— Begin ENTRIES SHOWN —
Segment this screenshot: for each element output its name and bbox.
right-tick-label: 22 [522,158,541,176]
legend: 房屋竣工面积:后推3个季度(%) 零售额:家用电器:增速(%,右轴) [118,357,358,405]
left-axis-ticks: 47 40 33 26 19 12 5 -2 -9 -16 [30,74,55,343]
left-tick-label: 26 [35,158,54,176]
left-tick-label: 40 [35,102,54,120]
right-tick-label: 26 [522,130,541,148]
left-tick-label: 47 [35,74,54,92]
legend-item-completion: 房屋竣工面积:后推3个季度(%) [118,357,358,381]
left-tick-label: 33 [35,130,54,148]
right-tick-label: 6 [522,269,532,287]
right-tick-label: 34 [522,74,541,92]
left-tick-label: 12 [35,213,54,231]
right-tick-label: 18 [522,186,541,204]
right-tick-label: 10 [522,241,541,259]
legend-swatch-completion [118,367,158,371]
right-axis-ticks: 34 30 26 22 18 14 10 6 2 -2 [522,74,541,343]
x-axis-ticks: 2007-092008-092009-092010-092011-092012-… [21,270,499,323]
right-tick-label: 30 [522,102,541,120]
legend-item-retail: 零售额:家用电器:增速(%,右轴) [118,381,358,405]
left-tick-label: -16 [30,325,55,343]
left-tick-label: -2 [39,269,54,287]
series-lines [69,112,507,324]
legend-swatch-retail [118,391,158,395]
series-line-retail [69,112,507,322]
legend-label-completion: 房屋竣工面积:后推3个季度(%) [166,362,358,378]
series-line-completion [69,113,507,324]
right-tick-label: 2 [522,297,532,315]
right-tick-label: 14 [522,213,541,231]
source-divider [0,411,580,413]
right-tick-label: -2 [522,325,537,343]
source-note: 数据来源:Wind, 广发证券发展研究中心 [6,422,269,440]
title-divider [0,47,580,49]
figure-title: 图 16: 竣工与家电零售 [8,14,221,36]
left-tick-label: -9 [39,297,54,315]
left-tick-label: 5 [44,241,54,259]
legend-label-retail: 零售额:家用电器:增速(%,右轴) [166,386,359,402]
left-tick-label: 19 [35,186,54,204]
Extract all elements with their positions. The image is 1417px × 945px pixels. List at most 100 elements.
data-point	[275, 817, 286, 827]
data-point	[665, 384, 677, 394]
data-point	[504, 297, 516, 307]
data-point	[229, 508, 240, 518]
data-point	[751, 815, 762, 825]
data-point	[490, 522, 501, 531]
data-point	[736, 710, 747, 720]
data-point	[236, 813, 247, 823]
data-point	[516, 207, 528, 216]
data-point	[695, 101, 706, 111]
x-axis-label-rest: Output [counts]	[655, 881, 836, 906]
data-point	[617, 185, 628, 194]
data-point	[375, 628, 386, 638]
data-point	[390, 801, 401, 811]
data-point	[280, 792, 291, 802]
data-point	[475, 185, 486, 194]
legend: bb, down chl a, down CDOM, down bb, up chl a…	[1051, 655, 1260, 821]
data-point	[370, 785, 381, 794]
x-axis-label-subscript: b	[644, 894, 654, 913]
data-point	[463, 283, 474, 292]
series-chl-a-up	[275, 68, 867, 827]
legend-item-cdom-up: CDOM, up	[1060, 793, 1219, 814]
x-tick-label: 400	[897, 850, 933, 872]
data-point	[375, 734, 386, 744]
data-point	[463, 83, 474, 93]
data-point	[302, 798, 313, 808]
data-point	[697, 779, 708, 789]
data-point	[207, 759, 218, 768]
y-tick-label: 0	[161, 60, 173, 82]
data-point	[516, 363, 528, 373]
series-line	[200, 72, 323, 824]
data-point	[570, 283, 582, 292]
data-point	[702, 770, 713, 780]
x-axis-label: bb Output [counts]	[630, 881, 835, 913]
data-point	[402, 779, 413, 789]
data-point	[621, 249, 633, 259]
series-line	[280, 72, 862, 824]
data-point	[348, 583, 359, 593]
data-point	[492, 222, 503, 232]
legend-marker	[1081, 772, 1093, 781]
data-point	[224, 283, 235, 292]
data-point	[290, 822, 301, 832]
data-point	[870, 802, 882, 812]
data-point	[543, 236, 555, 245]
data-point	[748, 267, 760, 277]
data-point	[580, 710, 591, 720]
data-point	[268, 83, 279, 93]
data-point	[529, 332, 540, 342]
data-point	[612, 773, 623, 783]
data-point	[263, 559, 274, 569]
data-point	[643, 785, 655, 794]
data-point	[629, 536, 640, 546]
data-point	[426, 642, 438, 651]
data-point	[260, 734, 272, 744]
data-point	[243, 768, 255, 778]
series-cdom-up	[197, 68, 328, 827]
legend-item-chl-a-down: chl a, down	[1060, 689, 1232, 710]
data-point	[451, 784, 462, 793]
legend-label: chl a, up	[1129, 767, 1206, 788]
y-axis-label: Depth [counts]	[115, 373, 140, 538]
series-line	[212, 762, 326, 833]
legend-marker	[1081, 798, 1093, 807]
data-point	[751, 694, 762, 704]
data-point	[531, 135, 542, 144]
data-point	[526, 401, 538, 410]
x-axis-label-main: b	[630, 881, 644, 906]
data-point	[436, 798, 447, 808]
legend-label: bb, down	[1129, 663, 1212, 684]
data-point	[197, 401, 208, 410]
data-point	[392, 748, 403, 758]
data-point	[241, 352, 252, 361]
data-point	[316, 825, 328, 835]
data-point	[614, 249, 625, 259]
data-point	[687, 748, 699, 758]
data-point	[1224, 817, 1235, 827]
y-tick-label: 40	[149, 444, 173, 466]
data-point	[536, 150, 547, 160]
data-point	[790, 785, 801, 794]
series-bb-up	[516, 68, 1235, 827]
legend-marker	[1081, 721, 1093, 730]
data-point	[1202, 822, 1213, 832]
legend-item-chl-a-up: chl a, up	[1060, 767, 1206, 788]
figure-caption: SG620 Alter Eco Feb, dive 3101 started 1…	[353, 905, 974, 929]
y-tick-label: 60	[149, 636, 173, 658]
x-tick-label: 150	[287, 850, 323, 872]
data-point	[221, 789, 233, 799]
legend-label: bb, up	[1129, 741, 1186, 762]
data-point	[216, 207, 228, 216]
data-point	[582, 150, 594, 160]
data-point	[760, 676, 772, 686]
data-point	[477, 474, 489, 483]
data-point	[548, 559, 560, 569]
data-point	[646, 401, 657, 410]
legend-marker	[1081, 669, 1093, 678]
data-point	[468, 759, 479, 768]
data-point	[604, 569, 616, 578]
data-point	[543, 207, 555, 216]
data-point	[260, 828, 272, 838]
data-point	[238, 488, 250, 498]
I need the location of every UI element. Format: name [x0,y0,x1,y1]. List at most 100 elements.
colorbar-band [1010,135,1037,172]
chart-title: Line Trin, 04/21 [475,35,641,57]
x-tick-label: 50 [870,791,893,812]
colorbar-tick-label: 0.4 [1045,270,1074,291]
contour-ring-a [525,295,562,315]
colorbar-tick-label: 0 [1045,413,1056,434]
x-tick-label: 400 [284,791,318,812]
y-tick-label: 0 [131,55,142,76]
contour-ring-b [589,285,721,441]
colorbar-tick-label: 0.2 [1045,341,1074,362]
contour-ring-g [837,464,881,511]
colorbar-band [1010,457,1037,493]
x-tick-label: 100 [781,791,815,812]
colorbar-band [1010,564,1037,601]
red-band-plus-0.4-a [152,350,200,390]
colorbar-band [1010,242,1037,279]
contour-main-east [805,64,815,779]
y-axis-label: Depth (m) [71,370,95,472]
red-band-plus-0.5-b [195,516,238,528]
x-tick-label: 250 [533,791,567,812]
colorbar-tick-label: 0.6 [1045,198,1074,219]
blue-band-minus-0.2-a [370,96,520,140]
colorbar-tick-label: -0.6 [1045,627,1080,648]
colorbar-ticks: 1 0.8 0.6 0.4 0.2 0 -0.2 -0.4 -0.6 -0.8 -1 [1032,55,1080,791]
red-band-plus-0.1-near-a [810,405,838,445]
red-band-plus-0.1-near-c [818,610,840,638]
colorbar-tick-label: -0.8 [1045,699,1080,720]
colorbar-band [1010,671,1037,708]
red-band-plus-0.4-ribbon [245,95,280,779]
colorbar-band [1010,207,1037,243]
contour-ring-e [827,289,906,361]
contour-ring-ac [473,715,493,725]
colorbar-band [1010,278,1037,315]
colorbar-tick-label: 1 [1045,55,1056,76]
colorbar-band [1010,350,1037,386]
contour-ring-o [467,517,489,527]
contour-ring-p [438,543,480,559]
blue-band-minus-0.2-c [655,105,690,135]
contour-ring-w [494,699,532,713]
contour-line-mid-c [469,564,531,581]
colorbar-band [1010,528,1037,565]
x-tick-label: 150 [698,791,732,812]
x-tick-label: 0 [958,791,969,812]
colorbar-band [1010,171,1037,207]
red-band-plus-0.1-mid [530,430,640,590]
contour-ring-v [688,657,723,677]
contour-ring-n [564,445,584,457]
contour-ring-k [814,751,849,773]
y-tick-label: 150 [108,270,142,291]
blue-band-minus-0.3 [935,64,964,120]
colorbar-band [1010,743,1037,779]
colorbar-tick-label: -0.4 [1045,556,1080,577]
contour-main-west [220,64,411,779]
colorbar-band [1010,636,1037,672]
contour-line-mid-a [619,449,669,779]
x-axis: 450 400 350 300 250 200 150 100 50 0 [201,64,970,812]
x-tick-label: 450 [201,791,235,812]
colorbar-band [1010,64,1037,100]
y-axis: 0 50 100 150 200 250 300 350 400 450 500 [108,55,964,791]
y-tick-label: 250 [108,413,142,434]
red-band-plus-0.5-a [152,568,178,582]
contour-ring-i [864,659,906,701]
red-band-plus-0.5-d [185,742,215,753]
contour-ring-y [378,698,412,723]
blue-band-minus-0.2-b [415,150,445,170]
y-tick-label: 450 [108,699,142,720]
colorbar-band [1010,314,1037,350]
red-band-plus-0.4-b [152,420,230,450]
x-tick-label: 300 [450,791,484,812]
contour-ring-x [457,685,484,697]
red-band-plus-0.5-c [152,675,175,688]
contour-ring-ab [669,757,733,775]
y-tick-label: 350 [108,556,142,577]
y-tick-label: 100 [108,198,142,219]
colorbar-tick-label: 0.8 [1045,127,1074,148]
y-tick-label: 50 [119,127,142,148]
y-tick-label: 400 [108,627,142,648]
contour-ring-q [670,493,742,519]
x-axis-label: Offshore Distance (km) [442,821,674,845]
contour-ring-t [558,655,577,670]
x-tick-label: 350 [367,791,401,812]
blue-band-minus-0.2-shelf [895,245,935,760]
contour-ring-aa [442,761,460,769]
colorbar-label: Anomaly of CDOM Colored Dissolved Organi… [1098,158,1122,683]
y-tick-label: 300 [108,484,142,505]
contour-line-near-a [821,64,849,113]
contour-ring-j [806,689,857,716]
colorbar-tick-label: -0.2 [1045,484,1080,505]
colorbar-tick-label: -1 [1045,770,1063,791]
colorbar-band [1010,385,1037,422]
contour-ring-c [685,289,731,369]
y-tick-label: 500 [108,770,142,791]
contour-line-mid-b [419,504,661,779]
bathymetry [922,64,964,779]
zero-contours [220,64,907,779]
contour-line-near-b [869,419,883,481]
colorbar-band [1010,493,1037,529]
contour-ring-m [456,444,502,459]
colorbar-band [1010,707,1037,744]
— End ENTRIES SHOWN —
REQUIRED TASK: Reproduce the lines above without any change. Begin with the first line of the records and stop after the line that contains "right-tick-label: 6 [522,269,532,287]".

RESULT OF THE TASK:
Segment this screenshot: for each element output its name and bbox.
right-tick-label: 22 [522,158,541,176]
legend: 房屋竣工面积:后推3个季度(%) 零售额:家用电器:增速(%,右轴) [118,357,358,405]
left-axis-ticks: 47 40 33 26 19 12 5 -2 -9 -16 [30,74,55,343]
left-tick-label: 26 [35,158,54,176]
left-tick-label: 40 [35,102,54,120]
right-tick-label: 26 [522,130,541,148]
left-tick-label: 47 [35,74,54,92]
legend-item-completion: 房屋竣工面积:后推3个季度(%) [118,357,358,381]
left-tick-label: 33 [35,130,54,148]
right-tick-label: 6 [522,269,532,287]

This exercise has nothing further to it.